>> begin Data shown

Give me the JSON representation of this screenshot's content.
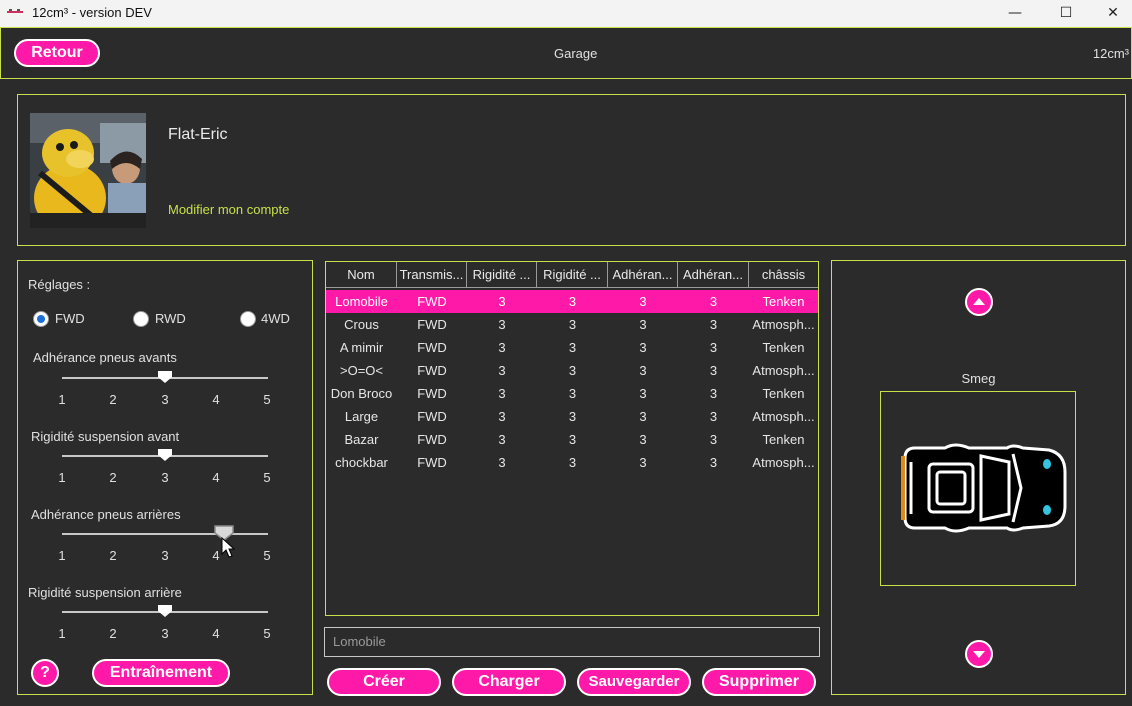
{
  "window": {
    "title": "12cm³ - version DEV",
    "minimize": "—",
    "maximize": "☐",
    "close": "✕"
  },
  "header": {
    "back_label": "Retour",
    "page_title": "Garage",
    "brand": "12cm³"
  },
  "profile": {
    "username": "Flat-Eric",
    "edit_account": "Modifier mon compte"
  },
  "settings": {
    "title": "Réglages :",
    "drive_options": [
      "FWD",
      "RWD",
      "4WD"
    ],
    "selected_drive": "FWD",
    "sliders": [
      {
        "label": "Adhérance pneus avants",
        "value": 3,
        "ticks": [
          "1",
          "2",
          "3",
          "4",
          "5"
        ]
      },
      {
        "label": "Rigidité suspension avant",
        "value": 3,
        "ticks": [
          "1",
          "2",
          "3",
          "4",
          "5"
        ]
      },
      {
        "label": "Adhérance pneus arrières",
        "value": 4,
        "ticks": [
          "1",
          "2",
          "3",
          "4",
          "5"
        ]
      },
      {
        "label": "Rigidité suspension arrière",
        "value": 3,
        "ticks": [
          "1",
          "2",
          "3",
          "4",
          "5"
        ]
      }
    ],
    "help_label": "?",
    "training_label": "Entraînement"
  },
  "table": {
    "columns": [
      "Nom",
      "Transmis...",
      "Rigidité ...",
      "Rigidité ...",
      "Adhéran...",
      "Adhéran...",
      "châssis"
    ],
    "rows": [
      [
        "Lomobile",
        "FWD",
        "3",
        "3",
        "3",
        "3",
        "Tenken"
      ],
      [
        "Crous",
        "FWD",
        "3",
        "3",
        "3",
        "3",
        "Atmosph..."
      ],
      [
        "A mimir",
        "FWD",
        "3",
        "3",
        "3",
        "3",
        "Tenken"
      ],
      [
        ">O=O<",
        "FWD",
        "3",
        "3",
        "3",
        "3",
        "Atmosph..."
      ],
      [
        "Don Broco",
        "FWD",
        "3",
        "3",
        "3",
        "3",
        "Tenken"
      ],
      [
        "Large",
        "FWD",
        "3",
        "3",
        "3",
        "3",
        "Atmosph..."
      ],
      [
        "Bazar",
        "FWD",
        "3",
        "3",
        "3",
        "3",
        "Tenken"
      ],
      [
        "chockbar",
        "FWD",
        "3",
        "3",
        "3",
        "3",
        "Atmosph..."
      ]
    ],
    "selected_row": 0
  },
  "name_field": {
    "value": "Lomobile"
  },
  "actions": {
    "create": "Créer",
    "load": "Charger",
    "save": "Sauvegarder",
    "delete": "Supprimer"
  },
  "preview": {
    "chassis_name": "Smeg",
    "up_icon": "chevron-up-icon",
    "down_icon": "chevron-down-icon"
  },
  "colors": {
    "accent": "#ff19a8",
    "border": "#c8e04a",
    "background": "#2b2b2b"
  }
}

>> end Data shown

Say how many lines in the records hold the string "suspension", and say nothing else.

Result of the task
2